* START Material for the task *

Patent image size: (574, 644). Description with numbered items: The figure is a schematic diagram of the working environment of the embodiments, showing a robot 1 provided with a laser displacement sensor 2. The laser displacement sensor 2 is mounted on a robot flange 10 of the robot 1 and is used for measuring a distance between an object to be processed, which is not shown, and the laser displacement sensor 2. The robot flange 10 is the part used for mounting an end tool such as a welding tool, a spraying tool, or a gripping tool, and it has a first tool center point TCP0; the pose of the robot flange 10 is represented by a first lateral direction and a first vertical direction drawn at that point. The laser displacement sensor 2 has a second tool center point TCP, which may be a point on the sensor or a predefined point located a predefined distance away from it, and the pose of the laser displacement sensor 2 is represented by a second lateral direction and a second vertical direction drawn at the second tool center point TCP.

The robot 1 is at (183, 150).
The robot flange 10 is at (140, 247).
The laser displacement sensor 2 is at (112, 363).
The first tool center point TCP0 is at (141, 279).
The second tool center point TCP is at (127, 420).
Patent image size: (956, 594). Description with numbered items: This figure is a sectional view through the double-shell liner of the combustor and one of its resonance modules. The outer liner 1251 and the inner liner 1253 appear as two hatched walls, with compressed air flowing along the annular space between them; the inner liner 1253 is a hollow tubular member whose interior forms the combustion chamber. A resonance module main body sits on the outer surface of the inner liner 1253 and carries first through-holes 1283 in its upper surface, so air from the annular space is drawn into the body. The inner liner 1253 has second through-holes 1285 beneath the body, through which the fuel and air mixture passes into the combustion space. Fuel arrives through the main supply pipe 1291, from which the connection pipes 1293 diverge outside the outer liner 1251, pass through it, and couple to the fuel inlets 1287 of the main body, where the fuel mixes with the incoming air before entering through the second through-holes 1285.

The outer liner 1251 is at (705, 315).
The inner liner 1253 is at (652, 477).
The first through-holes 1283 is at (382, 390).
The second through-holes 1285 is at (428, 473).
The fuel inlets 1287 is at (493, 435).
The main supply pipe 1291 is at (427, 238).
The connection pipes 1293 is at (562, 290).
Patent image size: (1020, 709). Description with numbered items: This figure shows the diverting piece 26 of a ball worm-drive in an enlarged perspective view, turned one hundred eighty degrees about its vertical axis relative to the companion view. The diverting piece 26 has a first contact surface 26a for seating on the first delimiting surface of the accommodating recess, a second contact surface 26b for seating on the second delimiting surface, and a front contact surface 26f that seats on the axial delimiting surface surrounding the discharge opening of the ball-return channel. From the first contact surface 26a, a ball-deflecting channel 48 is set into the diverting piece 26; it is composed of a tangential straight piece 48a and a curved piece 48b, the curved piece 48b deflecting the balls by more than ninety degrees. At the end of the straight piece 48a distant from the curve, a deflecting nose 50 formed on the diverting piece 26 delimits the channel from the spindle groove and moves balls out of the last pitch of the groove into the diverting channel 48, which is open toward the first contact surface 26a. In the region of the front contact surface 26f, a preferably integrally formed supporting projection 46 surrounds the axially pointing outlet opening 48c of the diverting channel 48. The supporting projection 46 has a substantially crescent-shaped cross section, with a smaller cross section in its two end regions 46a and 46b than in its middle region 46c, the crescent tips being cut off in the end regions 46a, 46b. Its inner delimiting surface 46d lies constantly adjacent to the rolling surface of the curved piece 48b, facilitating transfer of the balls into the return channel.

* END Material for the task *

* The task: Extract every line in the listing above that contains the word "supply".

* Solution for this problem:
Patent image size: (956, 594). Description with numbered items: This figure is a sectional view through the double-shell liner of the combustor and one of its resonance modules. The outer liner 1251 and the inner liner 1253 appear as two hatched walls, with compressed air flowing along the annular space between them; the inner liner 1253 is a hollow tubular member whose interior forms the combustion chamber. A resonance module main body sits on the outer surface of the inner liner 1253 and carries first through-holes 1283 in its upper surface, so air from the annular space is drawn into the body. The inner liner 1253 has second through-holes 1285 beneath the body, through which the fuel and air mixture passes into the combustion space. Fuel arrives through the main supply pipe 1291, from which the connection pipes 1293 diverge outside the outer liner 1251, pass through it, and couple to the fuel inlets 1287 of the main body, where the fuel mixes with the incoming air before entering through the second through-holes 1285.
The main supply pipe 1291 is at (427, 238).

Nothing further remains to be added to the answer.